Given information

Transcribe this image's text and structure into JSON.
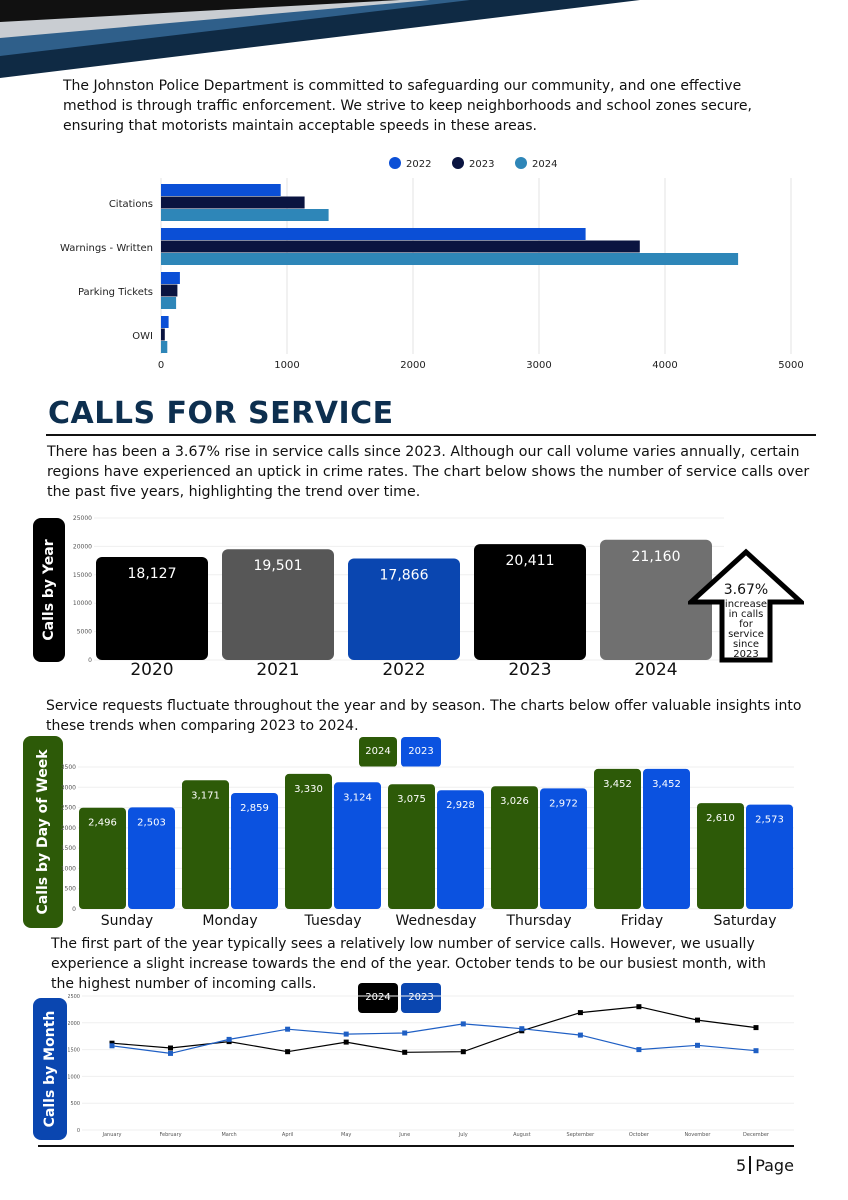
{
  "header": {
    "colors": {
      "navy": "#0f2a44",
      "steel": "#2f5f8a",
      "silver": "#c9cdd2",
      "black": "#111111"
    }
  },
  "intro": "The Johnston Police Department is committed to safeguarding our community, and one effective method is through traffic enforcement. We strive to keep neighborhoods and school zones secure, ensuring that motorists maintain acceptable speeds in these areas.",
  "section_title": "CALLS FOR SERVICE",
  "calls_intro": "There has been a 3.67% rise in service calls since 2023. Although our call volume varies annually, certain regions have experienced an uptick in crime rates. The chart below shows the number of service calls over the past five years, highlighting the trend over time.",
  "tabs": {
    "year": "Calls by Year",
    "week": "Calls by Day of Week",
    "month": "Calls by Month"
  },
  "increase": {
    "pct": "3.67%",
    "lines": [
      "increase",
      "in calls",
      "for",
      "service",
      "since",
      "2023"
    ]
  },
  "season_text": "Service requests fluctuate throughout the year and by season. The charts below offer valuable insights into these trends when comparing 2023 to 2024.",
  "month_text": "The first part of the year typically sees a relatively low number of service calls. However, we usually experience a slight increase towards the end of the year. October tends to be our busiest month, with the highest number of incoming calls.",
  "footer": {
    "page_num": "5",
    "page_word": "Page"
  },
  "chart_data": [
    {
      "type": "bar",
      "orientation": "horizontal",
      "title": "",
      "categories": [
        "Citations",
        "Warnings - Written",
        "Parking Tickets",
        "OWI"
      ],
      "series": [
        {
          "name": "2022",
          "color": "#0b4fd6",
          "values": [
            950,
            3370,
            150,
            60
          ]
        },
        {
          "name": "2023",
          "color": "#0a1440",
          "values": [
            1140,
            3800,
            130,
            30
          ]
        },
        {
          "name": "2024",
          "color": "#2e86b8",
          "values": [
            1330,
            4580,
            120,
            50
          ]
        }
      ],
      "xlim": [
        0,
        5000
      ],
      "xticks": [
        "0",
        "1000",
        "2000",
        "3000",
        "4000",
        "5000"
      ],
      "legend": "top-center",
      "grid": true
    },
    {
      "type": "bar",
      "title": "Calls by Year",
      "categories": [
        "2020",
        "2021",
        "2022",
        "2023",
        "2024"
      ],
      "values": [
        18127,
        19501,
        17866,
        20411,
        21160
      ],
      "labels": [
        "18,127",
        "19,501",
        "17,866",
        "20,411",
        "21,160"
      ],
      "colors": [
        "#000000",
        "#575757",
        "#0a46b0",
        "#000000",
        "#707070"
      ],
      "ylim": [
        0,
        25000
      ],
      "yticks": [
        "0",
        "5000",
        "10000",
        "15000",
        "20000",
        "25000"
      ]
    },
    {
      "type": "bar",
      "title": "Calls by Day of Week",
      "categories": [
        "Sunday",
        "Monday",
        "Tuesday",
        "Wednesday",
        "Thursday",
        "Friday",
        "Saturday"
      ],
      "series": [
        {
          "name": "2024",
          "color": "#2d5a08",
          "values": [
            2496,
            3171,
            3330,
            3075,
            3026,
            3452,
            2610
          ],
          "labels": [
            "2,496",
            "3,171",
            "3,330",
            "3,075",
            "3,026",
            "3,452",
            "2,610"
          ]
        },
        {
          "name": "2023",
          "color": "#0b52e0",
          "values": [
            2503,
            2859,
            3124,
            2928,
            2972,
            3452,
            2573
          ],
          "labels": [
            "2,503",
            "2,859",
            "3,124",
            "2,928",
            "2,972",
            "3,452",
            "2,573"
          ]
        }
      ],
      "ylim": [
        0,
        3500
      ],
      "yticks": [
        "0",
        "500",
        "1000",
        "1500",
        "2000",
        "2500",
        "3000",
        "3500"
      ],
      "legend": "top-center"
    },
    {
      "type": "line",
      "title": "Calls by Month",
      "categories": [
        "January",
        "February",
        "March",
        "April",
        "May",
        "June",
        "July",
        "August",
        "September",
        "October",
        "November",
        "December"
      ],
      "series": [
        {
          "name": "2024",
          "color": "#000000",
          "values": [
            1620,
            1530,
            1650,
            1460,
            1640,
            1450,
            1460,
            1850,
            2190,
            2300,
            2050,
            1910
          ]
        },
        {
          "name": "2023",
          "color": "#1f5fc4",
          "values": [
            1570,
            1430,
            1690,
            1880,
            1790,
            1810,
            1980,
            1890,
            1770,
            1500,
            1580,
            1480
          ]
        }
      ],
      "ylim": [
        0,
        2500
      ],
      "yticks": [
        "0",
        "500",
        "1000",
        "1500",
        "2000",
        "2500"
      ],
      "legend": "top-center"
    }
  ]
}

Requirement
Reproduce every line precisely as given, omitting all pictures.

Finished task
Transcribe this image's text and structure into JSON.
{
  "header": {
    "colors": {
      "navy": "#0f2a44",
      "steel": "#2f5f8a",
      "silver": "#c9cdd2",
      "black": "#111111"
    }
  },
  "intro": "The Johnston Police Department is committed to safeguarding our community, and one effective method is through traffic enforcement. We strive to keep neighborhoods and school zones secure, ensuring that motorists maintain acceptable speeds in these areas.",
  "section_title": "CALLS FOR SERVICE",
  "calls_intro": "There has been a 3.67% rise in service calls since 2023. Although our call volume varies annually, certain regions have experienced an uptick in crime rates. The chart below shows the number of service calls over the past five years, highlighting the trend over time.",
  "tabs": {
    "year": "Calls by Year",
    "week": "Calls by Day of Week",
    "month": "Calls by Month"
  },
  "increase": {
    "pct": "3.67%",
    "lines": [
      "increase",
      "in calls",
      "for",
      "service",
      "since",
      "2023"
    ]
  },
  "season_text": "Service requests fluctuate throughout the year and by season. The charts below offer valuable insights into these trends when comparing 2023 to 2024.",
  "month_text": "The first part of the year typically sees a relatively low number of service calls. However, we usually experience a slight increase towards the end of the year. October tends to be our busiest month, with the highest number of incoming calls.",
  "footer": {
    "page_num": "5",
    "page_word": "Page"
  },
  "chart_data": [
    {
      "type": "bar",
      "orientation": "horizontal",
      "title": "",
      "categories": [
        "Citations",
        "Warnings - Written",
        "Parking Tickets",
        "OWI"
      ],
      "series": [
        {
          "name": "2022",
          "color": "#0b4fd6",
          "values": [
            950,
            3370,
            150,
            60
          ]
        },
        {
          "name": "2023",
          "color": "#0a1440",
          "values": [
            1140,
            3800,
            130,
            30
          ]
        },
        {
          "name": "2024",
          "color": "#2e86b8",
          "values": [
            1330,
            4580,
            120,
            50
          ]
        }
      ],
      "xlim": [
        0,
        5000
      ],
      "xticks": [
        "0",
        "1000",
        "2000",
        "3000",
        "4000",
        "5000"
      ],
      "legend": "top-center",
      "grid": true
    },
    {
      "type": "bar",
      "title": "Calls by Year",
      "categories": [
        "2020",
        "2021",
        "2022",
        "2023",
        "2024"
      ],
      "values": [
        18127,
        19501,
        17866,
        20411,
        21160
      ],
      "labels": [
        "18,127",
        "19,501",
        "17,866",
        "20,411",
        "21,160"
      ],
      "colors": [
        "#000000",
        "#575757",
        "#0a46b0",
        "#000000",
        "#707070"
      ],
      "ylim": [
        0,
        25000
      ],
      "yticks": [
        "0",
        "5000",
        "10000",
        "15000",
        "20000",
        "25000"
      ]
    },
    {
      "type": "bar",
      "title": "Calls by Day of Week",
      "categories": [
        "Sunday",
        "Monday",
        "Tuesday",
        "Wednesday",
        "Thursday",
        "Friday",
        "Saturday"
      ],
      "series": [
        {
          "name": "2024",
          "color": "#2d5a08",
          "values": [
            2496,
            3171,
            3330,
            3075,
            3026,
            3452,
            2610
          ],
          "labels": [
            "2,496",
            "3,171",
            "3,330",
            "3,075",
            "3,026",
            "3,452",
            "2,610"
          ]
        },
        {
          "name": "2023",
          "color": "#0b52e0",
          "values": [
            2503,
            2859,
            3124,
            2928,
            2972,
            3452,
            2573
          ],
          "labels": [
            "2,503",
            "2,859",
            "3,124",
            "2,928",
            "2,972",
            "3,452",
            "2,573"
          ]
        }
      ],
      "ylim": [
        0,
        3500
      ],
      "yticks": [
        "0",
        "500",
        "1000",
        "1500",
        "2000",
        "2500",
        "3000",
        "3500"
      ],
      "legend": "top-center"
    },
    {
      "type": "line",
      "title": "Calls by Month",
      "categories": [
        "January",
        "February",
        "March",
        "April",
        "May",
        "June",
        "July",
        "August",
        "September",
        "October",
        "November",
        "December"
      ],
      "series": [
        {
          "name": "2024",
          "color": "#000000",
          "values": [
            1620,
            1530,
            1650,
            1460,
            1640,
            1450,
            1460,
            1850,
            2190,
            2300,
            2050,
            1910
          ]
        },
        {
          "name": "2023",
          "color": "#1f5fc4",
          "values": [
            1570,
            1430,
            1690,
            1880,
            1790,
            1810,
            1980,
            1890,
            1770,
            1500,
            1580,
            1480
          ]
        }
      ],
      "ylim": [
        0,
        2500
      ],
      "yticks": [
        "0",
        "500",
        "1000",
        "1500",
        "2000",
        "2500"
      ],
      "legend": "top-center"
    }
  ]
}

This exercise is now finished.